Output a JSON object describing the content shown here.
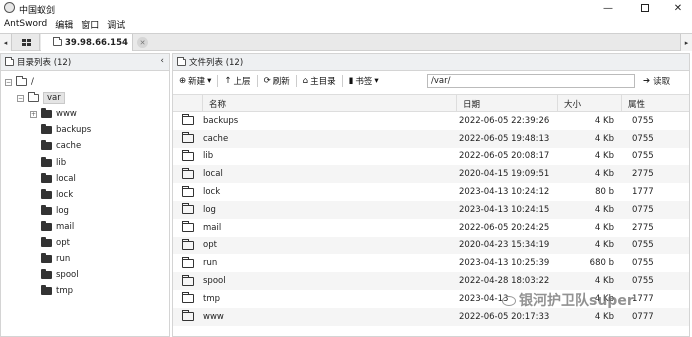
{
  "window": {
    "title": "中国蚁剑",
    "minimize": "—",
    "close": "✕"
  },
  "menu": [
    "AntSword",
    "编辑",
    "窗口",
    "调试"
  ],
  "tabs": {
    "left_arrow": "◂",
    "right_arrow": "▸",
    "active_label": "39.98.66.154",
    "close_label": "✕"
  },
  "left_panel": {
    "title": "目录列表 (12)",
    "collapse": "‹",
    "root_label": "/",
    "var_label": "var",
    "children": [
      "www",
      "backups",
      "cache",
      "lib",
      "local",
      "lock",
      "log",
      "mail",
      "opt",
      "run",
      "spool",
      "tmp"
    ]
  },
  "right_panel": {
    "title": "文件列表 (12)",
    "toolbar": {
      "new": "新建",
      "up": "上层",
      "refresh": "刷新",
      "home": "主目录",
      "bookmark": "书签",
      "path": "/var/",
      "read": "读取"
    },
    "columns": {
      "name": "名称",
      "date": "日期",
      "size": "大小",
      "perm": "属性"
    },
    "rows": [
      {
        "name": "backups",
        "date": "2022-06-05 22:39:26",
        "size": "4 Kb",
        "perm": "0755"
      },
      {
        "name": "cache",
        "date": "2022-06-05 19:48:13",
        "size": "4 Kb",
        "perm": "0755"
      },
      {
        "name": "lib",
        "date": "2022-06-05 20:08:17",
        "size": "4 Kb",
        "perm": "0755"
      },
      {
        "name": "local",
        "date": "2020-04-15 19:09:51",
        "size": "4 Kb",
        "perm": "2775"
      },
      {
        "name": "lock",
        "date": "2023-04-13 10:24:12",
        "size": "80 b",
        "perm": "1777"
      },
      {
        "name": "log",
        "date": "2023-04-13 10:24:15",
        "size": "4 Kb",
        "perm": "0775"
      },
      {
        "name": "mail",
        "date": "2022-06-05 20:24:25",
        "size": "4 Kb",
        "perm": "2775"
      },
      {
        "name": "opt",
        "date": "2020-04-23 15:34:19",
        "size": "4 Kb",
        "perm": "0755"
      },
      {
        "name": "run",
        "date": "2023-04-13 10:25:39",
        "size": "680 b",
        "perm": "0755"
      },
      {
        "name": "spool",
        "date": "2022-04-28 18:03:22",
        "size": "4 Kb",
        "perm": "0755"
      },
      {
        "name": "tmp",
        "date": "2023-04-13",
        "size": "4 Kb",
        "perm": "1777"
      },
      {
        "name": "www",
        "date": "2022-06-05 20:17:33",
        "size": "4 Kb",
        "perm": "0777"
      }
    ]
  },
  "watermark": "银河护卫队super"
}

### Problem to work on
Transcribe the records above exactly as they appear, leaving out any pictures.

### Reply to the task
Output a JSON object describing the content shown here.
{
  "window": {
    "title": "中国蚁剑",
    "minimize": "—",
    "close": "✕"
  },
  "menu": [
    "AntSword",
    "编辑",
    "窗口",
    "调试"
  ],
  "tabs": {
    "left_arrow": "◂",
    "right_arrow": "▸",
    "active_label": "39.98.66.154",
    "close_label": "✕"
  },
  "left_panel": {
    "title": "目录列表 (12)",
    "collapse": "‹",
    "root_label": "/",
    "var_label": "var",
    "children": [
      "www",
      "backups",
      "cache",
      "lib",
      "local",
      "lock",
      "log",
      "mail",
      "opt",
      "run",
      "spool",
      "tmp"
    ]
  },
  "right_panel": {
    "title": "文件列表 (12)",
    "toolbar": {
      "new": "新建",
      "up": "上层",
      "refresh": "刷新",
      "home": "主目录",
      "bookmark": "书签",
      "path": "/var/",
      "read": "读取"
    },
    "columns": {
      "name": "名称",
      "date": "日期",
      "size": "大小",
      "perm": "属性"
    },
    "rows": [
      {
        "name": "backups",
        "date": "2022-06-05 22:39:26",
        "size": "4 Kb",
        "perm": "0755"
      },
      {
        "name": "cache",
        "date": "2022-06-05 19:48:13",
        "size": "4 Kb",
        "perm": "0755"
      },
      {
        "name": "lib",
        "date": "2022-06-05 20:08:17",
        "size": "4 Kb",
        "perm": "0755"
      },
      {
        "name": "local",
        "date": "2020-04-15 19:09:51",
        "size": "4 Kb",
        "perm": "2775"
      },
      {
        "name": "lock",
        "date": "2023-04-13 10:24:12",
        "size": "80 b",
        "perm": "1777"
      },
      {
        "name": "log",
        "date": "2023-04-13 10:24:15",
        "size": "4 Kb",
        "perm": "0775"
      },
      {
        "name": "mail",
        "date": "2022-06-05 20:24:25",
        "size": "4 Kb",
        "perm": "2775"
      },
      {
        "name": "opt",
        "date": "2020-04-23 15:34:19",
        "size": "4 Kb",
        "perm": "0755"
      },
      {
        "name": "run",
        "date": "2023-04-13 10:25:39",
        "size": "680 b",
        "perm": "0755"
      },
      {
        "name": "spool",
        "date": "2022-04-28 18:03:22",
        "size": "4 Kb",
        "perm": "0755"
      },
      {
        "name": "tmp",
        "date": "2023-04-13",
        "size": "4 Kb",
        "perm": "1777"
      },
      {
        "name": "www",
        "date": "2022-06-05 20:17:33",
        "size": "4 Kb",
        "perm": "0777"
      }
    ]
  },
  "watermark": "银河护卫队super"
}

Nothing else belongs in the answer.